◆ What needs to be done: Copy all lines in which the word "Voltage" can be found.

Extracted records:
+ + + +

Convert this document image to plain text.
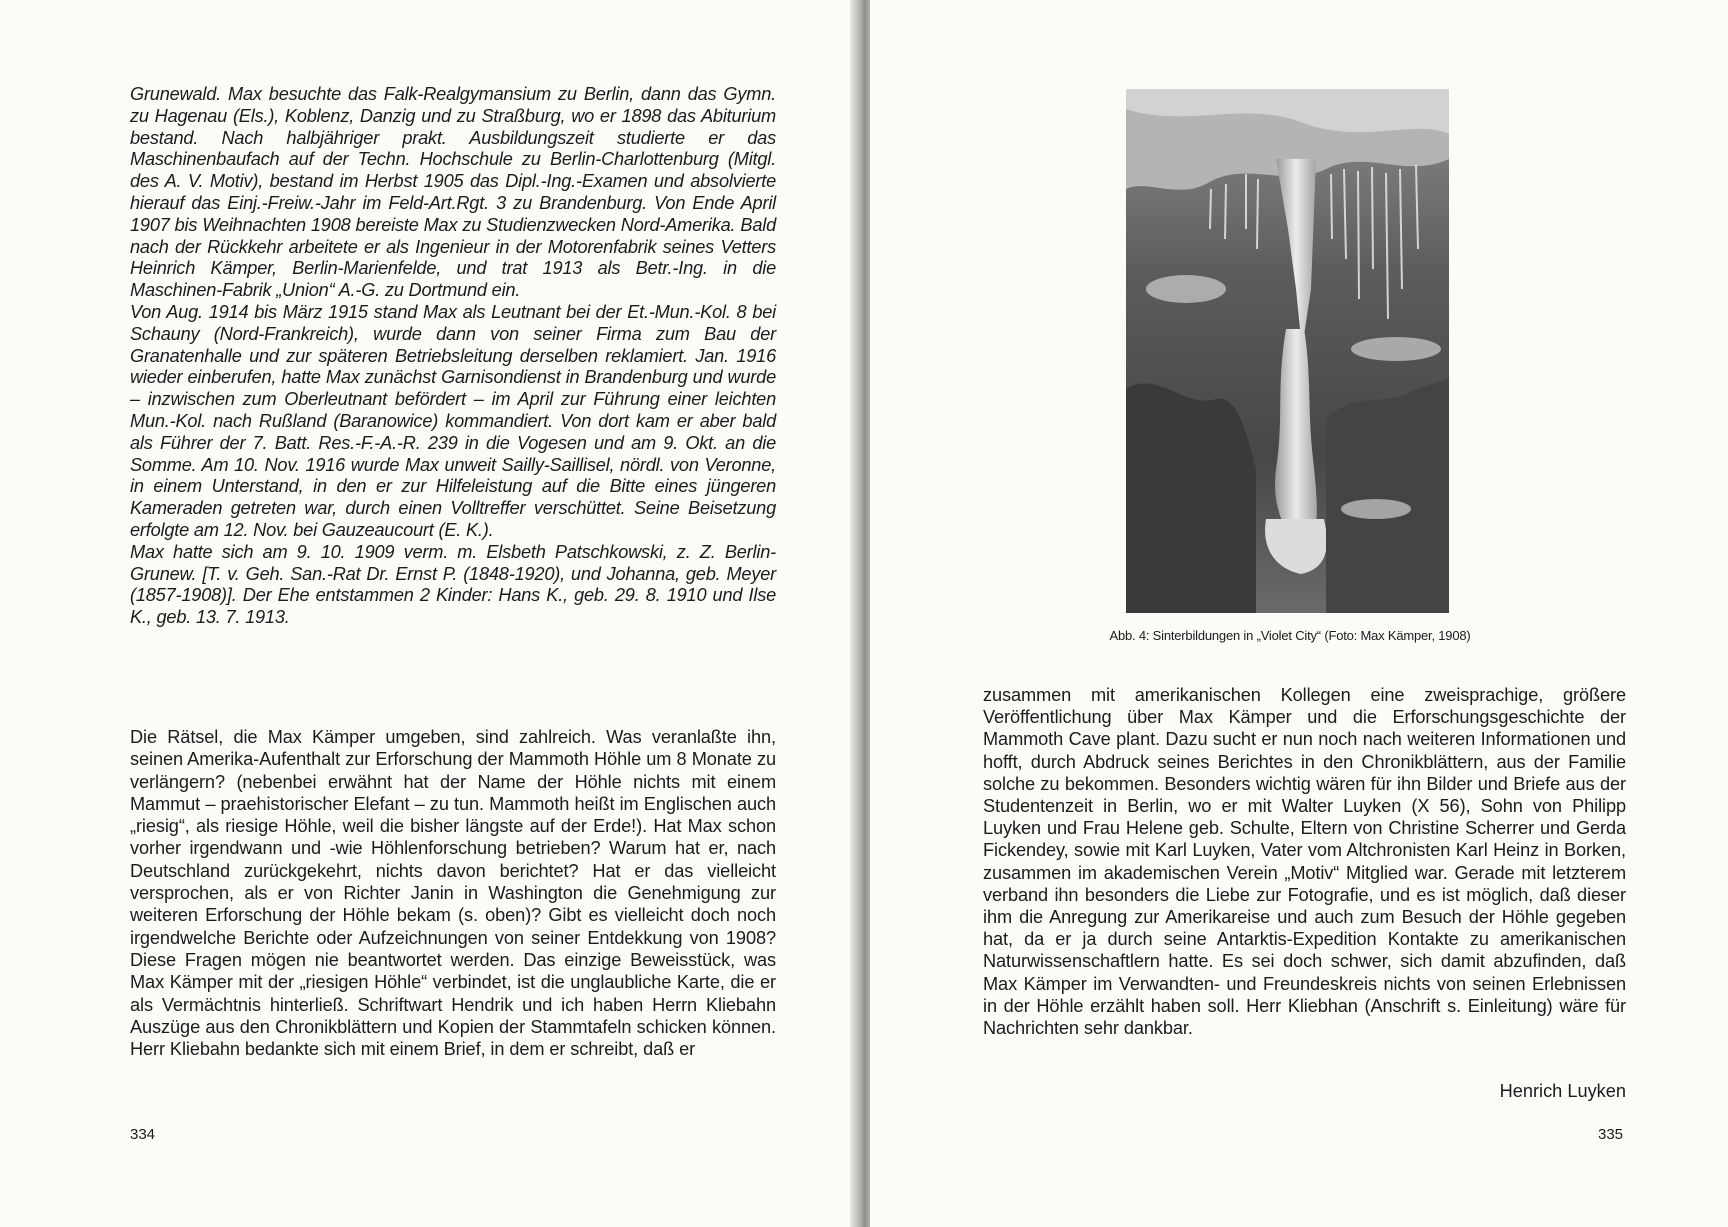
Grunewald. Max besuchte das Falk-Realgymansium zu Berlin, dann das Gymn. zu Hagenau (Els.), Koblenz, Danzig und zu Straßburg, wo er 1898 das Abiturium bestand. Nach halbjähriger prakt. Ausbildungszeit studierte er das Maschinenbaufach auf der Techn. Hochschule zu Berlin-Charlottenburg (Mitgl. des A. V. Motiv), bestand im Herbst 1905 das Dipl.-Ing.-Examen und absolvierte hierauf das Einj.-Freiw.-Jahr im Feld-Art.Rgt. 3 zu Brandenburg. Von Ende April 1907 bis Weihnachten 1908 bereiste Max zu Studienzwecken Nord-Amerika. Bald nach der Rückkehr arbeitete er als Ingenieur in der Motorenfabrik seines Vetters Heinrich Kämper, Berlin-Marienfelde, und trat 1913 als Betr.-Ing. in die Maschinen-Fabrik „Union“ A.-G. zu Dortmund ein.

Von Aug. 1914 bis März 1915 stand Max als Leutnant bei der Et.-Mun.-Kol. 8 bei Schauny (Nord-Frankreich), wurde dann von seiner Firma zum Bau der Granatenhalle und zur späteren Betriebsleitung derselben reklamiert. Jan. 1916 wieder einberufen, hatte Max zunächst Garnisondienst in Brandenburg und wurde – inzwischen zum Oberleutnant befördert – im April zur Führung einer leichten Mun.-Kol. nach Rußland (Baranowice) kommandiert. Von dort kam er aber bald als Führer der 7. Batt. Res.-F.-A.-R. 239 in die Vogesen und am 9. Okt. an die Somme. Am 10. Nov. 1916 wurde Max unweit Sailly-Saillisel, nördl. von Veronne, in einem Unterstand, in den er zur Hilfeleistung auf die Bitte eines jüngeren Kameraden getreten war, durch einen Volltreffer verschüttet. Seine Beisetzung erfolgte am 12. Nov. bei Gauzeaucourt (E. K.).

Max hatte sich am 9. 10. 1909 verm. m. Elsbeth Patschkowski, z. Z. Berlin-Grunew. [T. v. Geh. San.-Rat Dr. Ernst P. (1848-1920), und Johanna, geb. Meyer (1857-1908)]. Der Ehe entstammen 2 Kinder: Hans K., geb. 29. 8. 1910 und Ilse K., geb. 13. 7. 1913.

Die Rätsel, die Max Kämper umgeben, sind zahlreich. Was veranlaßte ihn, seinen Amerika-Aufenthalt zur Erforschung der Mammoth Höhle um 8 Monate zu verlängern? (nebenbei erwähnt hat der Name der Höhle nichts mit einem Mammut – praehistorischer Elefant – zu tun. Mammoth heißt im Englischen auch „riesig“, als riesige Höhle, weil die bisher längste auf der Erde!). Hat Max schon vorher irgendwann und -wie Höhlenforschung betrieben? Warum hat er, nach Deutschland zurückgekehrt, nichts davon berichtet? Hat er das vielleicht versprochen, als er von Richter Janin in Washington die Genehmigung zur weiteren Erforschung der Höhle bekam (s. oben)? Gibt es vielleicht doch noch irgendwelche Berichte oder Aufzeichnungen von seiner Entdekkung von 1908? Diese Fragen mögen nie beantwortet werden. Das einzige Beweisstück, was Max Kämper mit der „riesigen Höhle“ verbindet, ist die unglaubliche Karte, die er als Vermächtnis hinterließ. Schriftwart Hendrik und ich haben Herrn Kliebahn Auszüge aus den Chronikblättern und Kopien der Stammtafeln schicken können. Herr Kliebahn bedankte sich mit einem Brief, in dem er schreibt, daß er

334
Abb. 4: Sinterbildungen in „Violet City“ (Foto: Max Kämper, 1908)

zusammen mit amerikanischen Kollegen eine zweisprachige, größere Veröffentlichung über Max Kämper und die Erforschungsgeschichte der Mammoth Cave plant. Dazu sucht er nun noch nach weiteren Informationen und hofft, durch Abdruck seines Berichtes in den Chronikblättern, aus der Familie solche zu bekommen. Besonders wichtig wären für ihn Bilder und Briefe aus der Studentenzeit in Berlin, wo er mit Walter Luyken (X 56), Sohn von Philipp Luyken und Frau Helene geb. Schulte, Eltern von Christine Scherrer und Gerda Fickendey, sowie mit Karl Luyken, Vater vom Altchronisten Karl Heinz in Borken, zusammen im akademischen Verein „Motiv“ Mitglied war. Gerade mit letzterem verband ihn besonders die Liebe zur Fotografie, und es ist möglich, daß dieser ihm die Anregung zur Amerikareise und auch zum Besuch der Höhle gegeben hat, da er ja durch seine Antarktis-Expedition Kontakte zu amerikanischen Naturwissenschaftlern hatte. Es sei doch schwer, sich damit abzufinden, daß Max Kämper im Verwandten- und Freundeskreis nichts von seinen Erlebnissen in der Höhle erzählt haben soll. Herr Kliebhan (Anschrift s. Einleitung) wäre für Nachrichten sehr dankbar.

Henrich Luyken
335
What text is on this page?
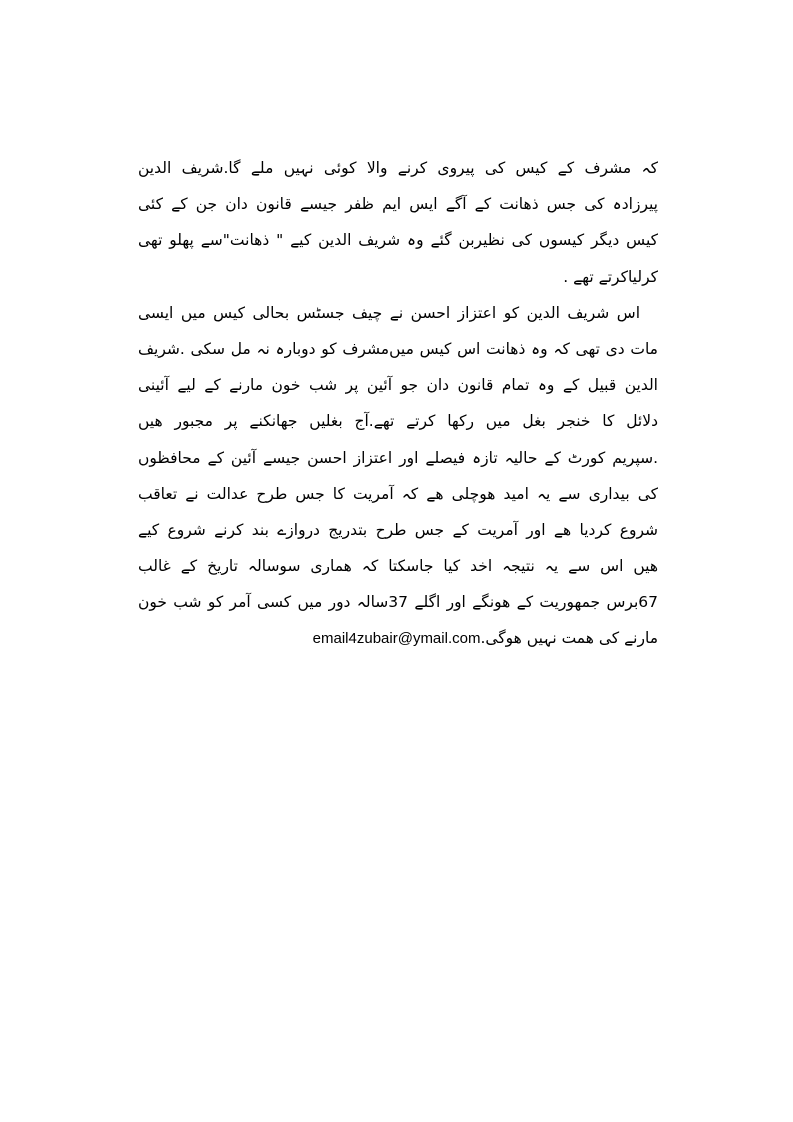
کہ مشرف کے کیس کی پیروی کرنے والا کوئی نہیں ملے گا.شریف الدین
پیرزادہ کی جس ذھانت کے آگے ایس ایم ظفر جیسے قانون دان جن کے کئی
کیس دیگر کیسوں کی نظیربن گئے وہ شریف الدین کیے " ذھانت"سے پھلو تھی
کرلیاکرتے تھے .
اس شریف الدین کو اعتزاز احسن نے چیف جسٹس بحالی کیس میں ایسی
مات دی تھی کہ وہ ذھانت اس کیس میں‌مشرف کو دوبارہ نہ مل سکی .شریف
الدین قبیل کے وہ تمام قانون دان جو آئین پر شب خون مارنے کے لیے آئینی
دلائل کا خنجر بغل میں رکھا کرتے تھے.آج بغلیں جھانکنے پر مجبور ھیں
.سپریم کورٹ کے حالیہ تازہ فیصلے اور اعتزاز احسن جیسے آئین کے محافظوں
کی بیداری سے یہ امید ھوچلی ھے کہ آمریت کا جس طرح عدالت نے تعاقب
شروع کردیا ھے اور آمریت کے جس طرح بتدریج دروازے بند کرنے شروع کیے
ھیں اس سے یہ نتیجہ اخد کیا جاسکتا کہ ھماری سوسالہ تاریخ کے غالب
67برس جمھوریت کے ھونگے اور اگلے 37سالہ دور میں کسی آمر کو شب خون
مارنے کی ھمت نہیں ھوگی.email4zubair@ymail.com
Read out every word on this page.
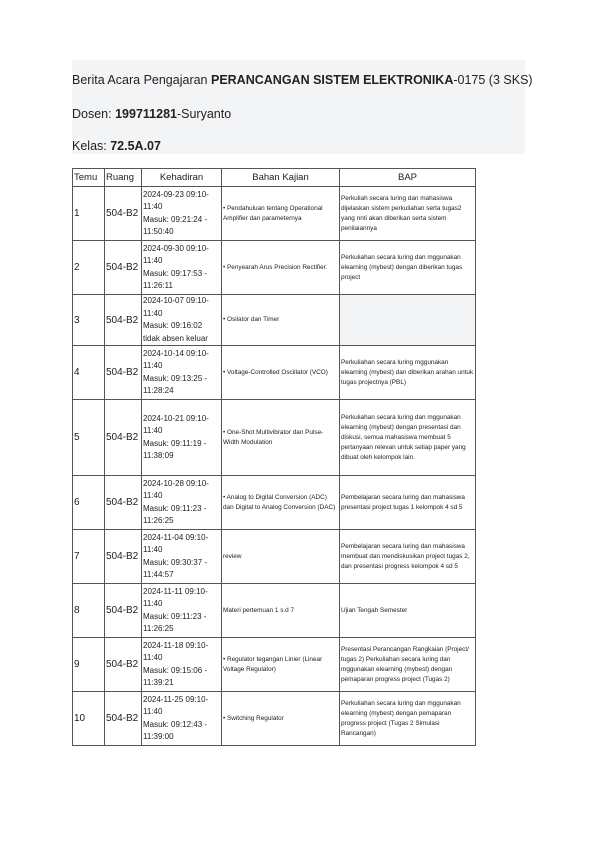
Berita Acara Pengajaran PERANCANGAN SISTEM ELEKTRONIKA-0175 (3 SKS)
Dosen: 199711281-Suryanto
Kelas: 72.5A.07
Temu	Ruang	Kehadiran	Bahan Kajian	BAP

1	504-B2	2024-09-23 09:10-11:40
Masuk: 09:21:24 - 11:50:40	• Pendahuluan tentang Operational Amplifier dan parameternya	Perkuliah secara luring dan mahasiswa dijelaskan sistem perkuliahan serta tugas2 yang nnti akan diberikan serta sistem penilaiannya

2	504-B2	2024-09-30 09:10-11:40
Masuk: 09:17:53 - 11:26:11	• Penyearah Arus Precision Rectifier.	Perkuliahan secara luring dan mggunakan elearning (mybest) dengan diberikan tugas project

3	504-B2	2024-10-07 09:10-11:40
Masuk: 09:16:02 tidak absen keluar	• Osilator dan Timer	

4	504-B2	2024-10-14 09:10-11:40
Masuk: 09:13:25 - 11:28:24	• Voltage-Controlled Oscillator (VCO)	Perkuliahan secara luring mggunakan elearning (mybest) dan diberikan arahan untuk tugas projectnya (PBL)

5	504-B2	2024-10-21 09:10-11:40
Masuk: 09:11:19 - 11:38:09	• One-Shot Multivibrator dan Pulse-Width Modulation	Perkuliahan secara luring dan mggunakan elearning (mybest) dengan presentasi dan diskusi, semua mahasiswa membuat 5 pertanyaan relevan untuk setiap paper yang dibuat oleh kelompok lain.

6	504-B2	2024-10-28 09:10-11:40
Masuk: 09:11:23 - 11:26:25	• Analog to Digital Conversion (ADC) dan Digital to Analog Conversion (DAC)	Pembelajaran secara luring dan mahasiswa presentasi project tugas 1 kelompok 4 sd 5

7	504-B2	2024-11-04 09:10-11:40
Masuk: 09:30:37 - 11:44:57	review	Pembelajaran secara luring dan mahasiswa membuat dan mendiskusikan project tugas 2, dan presentasi progress kelompok 4 sd 5

8	504-B2	2024-11-11 09:10-11:40
Masuk: 09:11:23 - 11:26:25	Materi pertemuan 1 s.d 7	Ujian Tengah Semester

9	504-B2	2024-11-18 09:10-11:40
Masuk: 09:15:06 - 11:39:21	• Regulator tegangan Linier (Linear Voltage Regulator)	Presentasi Perancangan Rangkaian (Project/ tugas 2) Perkuliahan secara luring dan mggunakan elearning (mybest) dengan pemaparan progress project (Tugas 2)

10	504-B2	2024-11-25 09:10-11:40
Masuk: 09:12:43 - 11:39:00	• Switching Regulator	Perkuliahan secara luring dan mggunakan elearning (mybest) dengan pemaparan progress project (Tugas 2 Simulasi Rancangan)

+ + + +

◆ Exercise solution:
Masuk: 09:13:25 - 11:28:24	• Voltage-Controlled Oscillator (VCO)	Perkuliahan secara luring mggunakan elearning (mybest) dan diberikan arahan untuk tugas projectnya (PBL)
Masuk: 09:15:06 - 11:39:21	• Regulator tegangan Linier (Linear Voltage Regulator)	Presentasi Perancangan Rangkaian (Project/ tugas 2) Perkuliahan secara luring dan mggunakan elearning (mybest) dengan pemaparan progress project (Tugas 2)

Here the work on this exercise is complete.